- Page text -
....................
Saturday, June 26, 2010

Chapter 5 - Boarding School

At nine years of age I was taken from my parents at Sona Lala and sent to boarding school in the capital, Leopoldville. What a change that was! Never mind my protests about being sent away. I was ignored when I explained how I thought the jungle was a better teacher than a formal classroom. To me the jungle was alive -- a rich changeable field of life. I had spent hours with my slingshot prying into the jungle’s secrets, interrupting many an animals’ quiet routine with a well placed shot. I pelted everything that moved with pebbles. Here I was directly involved with the life of the jungle. My brother and I had learned an enormous amount about life. But that wasn't the education my parents were concerned about. They wanted me civilized. So they packed me of to boarding school.

I was dragged kicking and screaming across my front yard to the jeep waiting to take me away. I fought with every ounce of my strength, trying desperately to convince my parents that I didn't want to go. But it didn't help. I watched out the back window at my brother and sister who stood waving as the jeep drove away. I was the only one old enough to have to go away. I didn't wave back. I never did get used to goodbyes.
....................
- Data records -
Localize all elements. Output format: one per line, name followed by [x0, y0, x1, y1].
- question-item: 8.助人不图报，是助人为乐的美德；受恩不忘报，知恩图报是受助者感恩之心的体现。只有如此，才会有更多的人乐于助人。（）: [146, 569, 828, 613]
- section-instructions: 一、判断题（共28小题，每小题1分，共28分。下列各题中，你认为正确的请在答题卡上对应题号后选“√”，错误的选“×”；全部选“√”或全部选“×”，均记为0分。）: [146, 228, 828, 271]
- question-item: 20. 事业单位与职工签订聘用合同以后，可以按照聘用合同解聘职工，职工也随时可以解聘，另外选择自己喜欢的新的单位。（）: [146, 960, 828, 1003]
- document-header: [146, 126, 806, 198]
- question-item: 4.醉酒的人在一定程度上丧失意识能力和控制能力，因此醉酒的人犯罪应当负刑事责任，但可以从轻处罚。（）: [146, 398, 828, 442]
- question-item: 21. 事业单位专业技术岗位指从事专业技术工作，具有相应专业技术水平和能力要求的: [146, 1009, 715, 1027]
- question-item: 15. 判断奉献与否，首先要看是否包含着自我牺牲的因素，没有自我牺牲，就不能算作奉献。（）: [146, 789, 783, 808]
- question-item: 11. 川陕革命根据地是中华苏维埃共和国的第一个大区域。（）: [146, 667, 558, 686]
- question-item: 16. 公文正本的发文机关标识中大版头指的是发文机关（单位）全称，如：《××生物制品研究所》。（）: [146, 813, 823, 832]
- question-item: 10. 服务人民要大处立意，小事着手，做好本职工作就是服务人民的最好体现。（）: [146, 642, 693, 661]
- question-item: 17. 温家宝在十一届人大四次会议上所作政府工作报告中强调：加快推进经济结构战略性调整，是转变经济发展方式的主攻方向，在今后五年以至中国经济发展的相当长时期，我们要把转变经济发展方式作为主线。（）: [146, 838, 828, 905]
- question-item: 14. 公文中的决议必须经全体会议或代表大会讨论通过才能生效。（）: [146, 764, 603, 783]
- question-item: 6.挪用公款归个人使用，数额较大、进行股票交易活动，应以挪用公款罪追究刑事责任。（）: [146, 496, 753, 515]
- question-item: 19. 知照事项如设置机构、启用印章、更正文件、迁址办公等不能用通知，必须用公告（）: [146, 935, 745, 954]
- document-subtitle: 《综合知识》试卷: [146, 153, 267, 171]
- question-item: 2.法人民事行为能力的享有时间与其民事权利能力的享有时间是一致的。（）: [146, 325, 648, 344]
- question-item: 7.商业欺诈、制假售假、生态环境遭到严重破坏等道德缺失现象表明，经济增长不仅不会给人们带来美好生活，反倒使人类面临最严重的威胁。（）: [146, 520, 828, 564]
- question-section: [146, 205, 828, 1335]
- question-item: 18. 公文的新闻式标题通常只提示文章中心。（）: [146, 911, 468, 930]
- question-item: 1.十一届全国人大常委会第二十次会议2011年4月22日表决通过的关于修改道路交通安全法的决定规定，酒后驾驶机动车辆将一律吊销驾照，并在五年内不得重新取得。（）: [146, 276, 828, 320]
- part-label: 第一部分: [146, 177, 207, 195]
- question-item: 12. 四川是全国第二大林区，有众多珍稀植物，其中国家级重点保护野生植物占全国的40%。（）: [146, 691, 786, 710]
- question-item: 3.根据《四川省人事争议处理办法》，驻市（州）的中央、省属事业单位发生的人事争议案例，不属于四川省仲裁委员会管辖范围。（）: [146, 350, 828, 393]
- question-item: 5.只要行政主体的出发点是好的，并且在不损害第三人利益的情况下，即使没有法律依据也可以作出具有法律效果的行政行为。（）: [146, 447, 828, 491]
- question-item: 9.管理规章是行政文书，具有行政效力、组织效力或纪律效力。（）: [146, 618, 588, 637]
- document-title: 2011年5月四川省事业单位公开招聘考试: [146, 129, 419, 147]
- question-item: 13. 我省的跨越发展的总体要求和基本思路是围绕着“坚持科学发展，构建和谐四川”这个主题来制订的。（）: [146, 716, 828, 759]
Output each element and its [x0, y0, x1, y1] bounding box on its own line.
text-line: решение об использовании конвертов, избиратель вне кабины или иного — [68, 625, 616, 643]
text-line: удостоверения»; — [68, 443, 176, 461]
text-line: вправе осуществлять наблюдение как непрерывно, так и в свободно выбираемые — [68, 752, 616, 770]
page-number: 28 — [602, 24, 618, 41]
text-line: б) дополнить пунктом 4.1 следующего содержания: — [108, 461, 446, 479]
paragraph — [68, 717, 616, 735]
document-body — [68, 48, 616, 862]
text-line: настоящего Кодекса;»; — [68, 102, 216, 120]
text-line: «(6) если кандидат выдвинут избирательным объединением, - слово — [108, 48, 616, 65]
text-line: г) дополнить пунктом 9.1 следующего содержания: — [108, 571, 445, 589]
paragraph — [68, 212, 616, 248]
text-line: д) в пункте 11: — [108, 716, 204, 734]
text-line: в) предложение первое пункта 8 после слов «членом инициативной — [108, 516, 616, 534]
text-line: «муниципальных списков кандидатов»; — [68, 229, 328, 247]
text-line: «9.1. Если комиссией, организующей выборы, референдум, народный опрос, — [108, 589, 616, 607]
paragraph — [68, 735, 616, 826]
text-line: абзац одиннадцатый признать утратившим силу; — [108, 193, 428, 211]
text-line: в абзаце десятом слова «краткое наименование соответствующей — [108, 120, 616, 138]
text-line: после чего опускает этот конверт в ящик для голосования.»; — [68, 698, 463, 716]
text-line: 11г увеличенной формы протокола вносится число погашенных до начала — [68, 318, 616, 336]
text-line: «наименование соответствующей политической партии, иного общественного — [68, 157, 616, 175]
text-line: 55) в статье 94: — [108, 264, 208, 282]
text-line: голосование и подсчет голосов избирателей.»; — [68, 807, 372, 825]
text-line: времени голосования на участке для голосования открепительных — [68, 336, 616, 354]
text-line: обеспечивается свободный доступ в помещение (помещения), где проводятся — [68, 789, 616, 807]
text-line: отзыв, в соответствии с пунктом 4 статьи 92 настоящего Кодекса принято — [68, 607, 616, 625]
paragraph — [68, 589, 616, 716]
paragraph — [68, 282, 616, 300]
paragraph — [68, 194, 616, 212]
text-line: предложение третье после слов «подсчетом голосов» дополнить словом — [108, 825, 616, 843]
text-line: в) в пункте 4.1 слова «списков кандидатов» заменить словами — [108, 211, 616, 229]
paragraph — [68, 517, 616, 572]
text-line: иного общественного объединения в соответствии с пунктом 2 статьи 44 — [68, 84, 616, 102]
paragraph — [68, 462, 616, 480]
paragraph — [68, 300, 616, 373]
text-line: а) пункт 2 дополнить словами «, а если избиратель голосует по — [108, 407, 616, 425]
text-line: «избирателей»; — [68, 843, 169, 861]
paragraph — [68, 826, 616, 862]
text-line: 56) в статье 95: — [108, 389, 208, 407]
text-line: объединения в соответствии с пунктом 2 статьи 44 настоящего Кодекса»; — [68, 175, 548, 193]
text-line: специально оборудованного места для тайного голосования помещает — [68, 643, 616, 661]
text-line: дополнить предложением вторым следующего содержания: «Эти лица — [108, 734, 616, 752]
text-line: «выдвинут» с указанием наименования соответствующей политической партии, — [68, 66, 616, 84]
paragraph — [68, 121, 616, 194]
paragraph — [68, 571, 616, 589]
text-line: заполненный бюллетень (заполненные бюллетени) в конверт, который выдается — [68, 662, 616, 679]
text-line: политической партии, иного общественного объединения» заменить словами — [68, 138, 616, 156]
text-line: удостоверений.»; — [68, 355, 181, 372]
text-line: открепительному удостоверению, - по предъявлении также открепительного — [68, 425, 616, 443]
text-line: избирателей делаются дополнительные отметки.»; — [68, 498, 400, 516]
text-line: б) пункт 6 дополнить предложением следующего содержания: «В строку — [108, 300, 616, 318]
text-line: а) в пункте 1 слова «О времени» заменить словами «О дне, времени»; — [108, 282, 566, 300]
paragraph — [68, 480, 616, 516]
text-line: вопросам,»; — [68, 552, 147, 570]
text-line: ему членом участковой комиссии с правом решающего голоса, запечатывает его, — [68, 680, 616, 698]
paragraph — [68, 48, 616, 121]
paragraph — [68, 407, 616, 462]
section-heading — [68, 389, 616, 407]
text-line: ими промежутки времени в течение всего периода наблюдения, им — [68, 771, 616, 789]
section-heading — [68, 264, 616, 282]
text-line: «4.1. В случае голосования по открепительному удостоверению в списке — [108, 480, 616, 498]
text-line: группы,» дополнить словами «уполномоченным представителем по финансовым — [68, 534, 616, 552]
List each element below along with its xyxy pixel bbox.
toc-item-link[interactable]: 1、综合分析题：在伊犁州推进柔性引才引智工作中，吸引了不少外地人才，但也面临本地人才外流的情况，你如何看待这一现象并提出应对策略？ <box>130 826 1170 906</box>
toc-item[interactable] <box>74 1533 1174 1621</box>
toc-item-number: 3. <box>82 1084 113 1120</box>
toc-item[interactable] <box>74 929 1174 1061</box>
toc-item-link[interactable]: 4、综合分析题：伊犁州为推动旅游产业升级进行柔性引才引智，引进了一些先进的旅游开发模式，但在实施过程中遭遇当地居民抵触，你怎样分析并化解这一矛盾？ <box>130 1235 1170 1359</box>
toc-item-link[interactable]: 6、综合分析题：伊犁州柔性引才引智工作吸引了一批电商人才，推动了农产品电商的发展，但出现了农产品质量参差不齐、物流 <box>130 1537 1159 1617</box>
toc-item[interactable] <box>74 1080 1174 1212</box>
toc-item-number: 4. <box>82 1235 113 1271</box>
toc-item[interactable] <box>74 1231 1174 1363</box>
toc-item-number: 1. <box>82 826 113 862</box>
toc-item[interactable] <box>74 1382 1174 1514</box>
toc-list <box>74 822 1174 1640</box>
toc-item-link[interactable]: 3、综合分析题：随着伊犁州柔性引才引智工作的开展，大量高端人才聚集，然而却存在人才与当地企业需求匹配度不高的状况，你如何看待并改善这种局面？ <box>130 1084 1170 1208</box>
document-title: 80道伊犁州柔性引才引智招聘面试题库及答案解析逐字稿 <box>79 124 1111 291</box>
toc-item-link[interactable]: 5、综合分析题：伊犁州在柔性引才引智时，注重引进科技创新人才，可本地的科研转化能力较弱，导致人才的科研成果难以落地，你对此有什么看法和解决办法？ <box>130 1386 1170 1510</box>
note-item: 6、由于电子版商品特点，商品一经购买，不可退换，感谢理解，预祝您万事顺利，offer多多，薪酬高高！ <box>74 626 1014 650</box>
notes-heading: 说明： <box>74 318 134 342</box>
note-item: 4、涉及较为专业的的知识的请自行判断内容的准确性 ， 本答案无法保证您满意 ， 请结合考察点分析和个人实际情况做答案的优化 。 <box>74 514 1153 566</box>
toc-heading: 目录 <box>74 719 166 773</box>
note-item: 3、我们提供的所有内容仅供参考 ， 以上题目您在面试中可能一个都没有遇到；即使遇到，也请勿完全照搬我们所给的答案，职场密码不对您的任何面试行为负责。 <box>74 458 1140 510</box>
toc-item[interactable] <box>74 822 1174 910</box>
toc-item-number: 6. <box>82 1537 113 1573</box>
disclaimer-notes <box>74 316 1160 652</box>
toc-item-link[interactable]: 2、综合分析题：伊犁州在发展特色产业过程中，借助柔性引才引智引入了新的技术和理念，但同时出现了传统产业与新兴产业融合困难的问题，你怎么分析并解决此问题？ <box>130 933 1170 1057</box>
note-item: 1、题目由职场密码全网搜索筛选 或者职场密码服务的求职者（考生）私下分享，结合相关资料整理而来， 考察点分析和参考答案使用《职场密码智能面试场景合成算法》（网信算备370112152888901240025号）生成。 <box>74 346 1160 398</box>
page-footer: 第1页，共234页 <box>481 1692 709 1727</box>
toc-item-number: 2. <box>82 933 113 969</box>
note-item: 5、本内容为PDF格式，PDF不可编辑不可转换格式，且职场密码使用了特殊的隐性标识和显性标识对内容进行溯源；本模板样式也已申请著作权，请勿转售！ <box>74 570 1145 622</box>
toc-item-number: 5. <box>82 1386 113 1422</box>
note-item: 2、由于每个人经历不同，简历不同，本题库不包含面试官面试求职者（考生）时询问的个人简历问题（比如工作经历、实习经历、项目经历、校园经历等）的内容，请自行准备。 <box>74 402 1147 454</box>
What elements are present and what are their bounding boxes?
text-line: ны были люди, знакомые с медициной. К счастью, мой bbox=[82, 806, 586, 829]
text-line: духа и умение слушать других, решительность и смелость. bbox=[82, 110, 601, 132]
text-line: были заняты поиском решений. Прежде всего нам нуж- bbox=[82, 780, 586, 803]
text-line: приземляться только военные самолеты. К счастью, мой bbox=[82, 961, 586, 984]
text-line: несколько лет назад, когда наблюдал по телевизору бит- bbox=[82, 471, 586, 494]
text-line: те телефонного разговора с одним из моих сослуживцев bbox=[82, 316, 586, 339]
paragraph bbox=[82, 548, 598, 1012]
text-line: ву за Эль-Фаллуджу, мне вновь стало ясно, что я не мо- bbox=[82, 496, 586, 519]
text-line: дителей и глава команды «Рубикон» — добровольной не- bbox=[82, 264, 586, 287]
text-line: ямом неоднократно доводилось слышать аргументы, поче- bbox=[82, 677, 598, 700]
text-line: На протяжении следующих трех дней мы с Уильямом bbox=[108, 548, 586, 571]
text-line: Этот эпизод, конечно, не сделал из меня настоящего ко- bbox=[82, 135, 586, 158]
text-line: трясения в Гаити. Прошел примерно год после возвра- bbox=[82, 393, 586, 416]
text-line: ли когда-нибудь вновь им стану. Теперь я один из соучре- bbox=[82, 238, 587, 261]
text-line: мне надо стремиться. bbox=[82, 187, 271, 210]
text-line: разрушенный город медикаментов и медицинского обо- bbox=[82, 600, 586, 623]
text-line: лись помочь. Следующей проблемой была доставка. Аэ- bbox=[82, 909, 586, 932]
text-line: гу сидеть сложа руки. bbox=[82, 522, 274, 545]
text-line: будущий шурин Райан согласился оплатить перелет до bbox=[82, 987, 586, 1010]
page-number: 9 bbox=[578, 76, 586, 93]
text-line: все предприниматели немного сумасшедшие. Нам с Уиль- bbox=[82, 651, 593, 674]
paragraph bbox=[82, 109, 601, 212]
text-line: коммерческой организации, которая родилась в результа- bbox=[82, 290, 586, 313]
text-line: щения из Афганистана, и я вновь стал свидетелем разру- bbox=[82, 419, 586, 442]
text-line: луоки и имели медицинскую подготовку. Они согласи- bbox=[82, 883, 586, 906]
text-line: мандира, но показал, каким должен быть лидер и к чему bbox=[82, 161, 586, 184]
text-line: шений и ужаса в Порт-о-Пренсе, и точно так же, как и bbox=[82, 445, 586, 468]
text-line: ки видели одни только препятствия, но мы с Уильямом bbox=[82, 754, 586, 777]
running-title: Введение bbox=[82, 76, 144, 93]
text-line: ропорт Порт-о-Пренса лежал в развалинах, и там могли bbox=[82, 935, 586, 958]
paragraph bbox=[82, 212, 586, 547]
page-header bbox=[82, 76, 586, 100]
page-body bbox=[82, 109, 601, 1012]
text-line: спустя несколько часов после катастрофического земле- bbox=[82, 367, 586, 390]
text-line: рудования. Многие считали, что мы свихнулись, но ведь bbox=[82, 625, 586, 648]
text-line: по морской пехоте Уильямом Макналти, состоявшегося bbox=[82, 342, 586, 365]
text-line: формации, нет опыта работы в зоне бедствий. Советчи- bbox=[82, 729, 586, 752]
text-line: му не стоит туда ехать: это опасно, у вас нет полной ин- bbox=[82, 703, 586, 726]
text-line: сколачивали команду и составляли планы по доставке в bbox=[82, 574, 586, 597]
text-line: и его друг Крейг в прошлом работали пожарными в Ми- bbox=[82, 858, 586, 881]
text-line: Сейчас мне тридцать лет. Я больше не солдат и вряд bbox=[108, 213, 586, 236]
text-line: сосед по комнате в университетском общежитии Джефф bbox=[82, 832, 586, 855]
....................
- Task requirements -
#1 Using the boarding school chapter, decide whether each statement agrees with it. For each one, answer yes or no and quote the words that decide it.
(a) The narrator was nine when sent to boarding school.
(b) The narrator's brother and sister were sent away in the jeep too.
(c) The narrator waved back at the siblings as the jeep drove off.
#2 Turn the paragraph of the boarding school chapter that begins "I was dragged kicking and screaming" into a short bulleted list that keeps its main facts.
#3 List every family member of the narrator that the boarding school chapter mentions.
The listing has no connection to the boarding school chapter.

- Activity answers -
#1
(a) Yes: "At nine years of age I was taken from my parents at Sona Lala and sent to boarding school in the capital, Leopoldville."
(b) No: "I was the only one old enough to have to go away."
(c) No: "I didn't wave back."

#2
- The narrator was dragged across the front yard to the waiting jeep, fighting hard and trying to convince the parents not to send them.
- The resistance didn't help.
- The brother and sister stood waving as the jeep drove away, and the narrator watched them out the back window.
- The narrator was the only child old enough to have to go.
- The narrator didn't wave back and never got used to goodbyes.

#3
- Parents
- Brother
- Sister